Write out every line of the material exactly as it appears.
======== EXERCISE DATA
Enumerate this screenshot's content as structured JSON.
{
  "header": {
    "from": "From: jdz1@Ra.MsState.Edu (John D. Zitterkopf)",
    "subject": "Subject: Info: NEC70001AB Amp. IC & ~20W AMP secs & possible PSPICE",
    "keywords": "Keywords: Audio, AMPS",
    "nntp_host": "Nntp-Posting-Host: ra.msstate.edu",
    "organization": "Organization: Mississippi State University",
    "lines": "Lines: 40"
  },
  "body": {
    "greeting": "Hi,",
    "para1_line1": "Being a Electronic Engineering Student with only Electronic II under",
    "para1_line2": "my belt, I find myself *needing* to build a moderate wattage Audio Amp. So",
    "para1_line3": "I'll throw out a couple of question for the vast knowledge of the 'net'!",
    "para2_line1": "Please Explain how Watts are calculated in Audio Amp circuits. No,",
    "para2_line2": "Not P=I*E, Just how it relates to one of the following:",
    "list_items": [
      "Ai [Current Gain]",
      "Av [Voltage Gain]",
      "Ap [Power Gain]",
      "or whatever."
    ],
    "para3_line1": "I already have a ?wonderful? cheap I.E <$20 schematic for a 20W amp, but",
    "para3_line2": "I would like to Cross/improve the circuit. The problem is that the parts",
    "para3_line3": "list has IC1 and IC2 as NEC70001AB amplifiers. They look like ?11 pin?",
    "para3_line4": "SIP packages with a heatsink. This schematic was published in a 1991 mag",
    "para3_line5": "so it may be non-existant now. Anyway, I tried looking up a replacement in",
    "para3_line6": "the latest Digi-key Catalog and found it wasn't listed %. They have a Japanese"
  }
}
================
**ANSWER TO THE EXERCISE**
Enumerate this screenshot's content as structured JSON.
{
  "header": {
    "from": "From: jdz1@Ra.MsState.Edu (John D. Zitterkopf)",
    "subject": "Subject: Info: NEC70001AB Amp. IC & ~20W AMP secs & possible PSPICE",
    "keywords": "Keywords: Audio, AMPS",
    "nntp_host": "Nntp-Posting-Host: ra.msstate.edu",
    "organization": "Organization: Mississippi State University",
    "lines": "Lines: 40"
  },
  "body": {
    "greeting": "Hi,",
    "para1_line1": "Being a Electronic Engineering Student with only Electronic II under",
    "para1_line2": "my belt, I find myself *needing* to build a moderate wattage Audio Amp. So",
    "para1_line3": "I'll throw out a couple of question for the vast knowledge of the 'net'!",
    "para2_line1": "Please Explain how Watts are calculated in Audio Amp circuits. No,",
    "para2_line2": "Not P=I*E, Just how it relates to one of the following:",
    "list_items": [
      "Ai [Current Gain]",
      "Av [Voltage Gain]",
      "Ap [Power Gain]",
      "or whatever."
    ],
    "para3_line1": "I already have a ?wonderful? cheap I.E <$20 schematic for a 20W amp, but",
    "para3_line2": "I would like to Cross/improve the circuit. The problem is that the parts",
    "para3_line3": "list has IC1 and IC2 as NEC70001AB amplifiers. They look like ?11 pin?",
    "para3_line4": "SIP packages with a heatsink. This schematic was published in a 1991 mag",
    "para3_line5": "so it may be non-existant now. Anyway, I tried looking up a replacement in",
    "para3_line6": "the latest Digi-key Catalog and found it wasn't listed %. They have a Japanese"
  }
}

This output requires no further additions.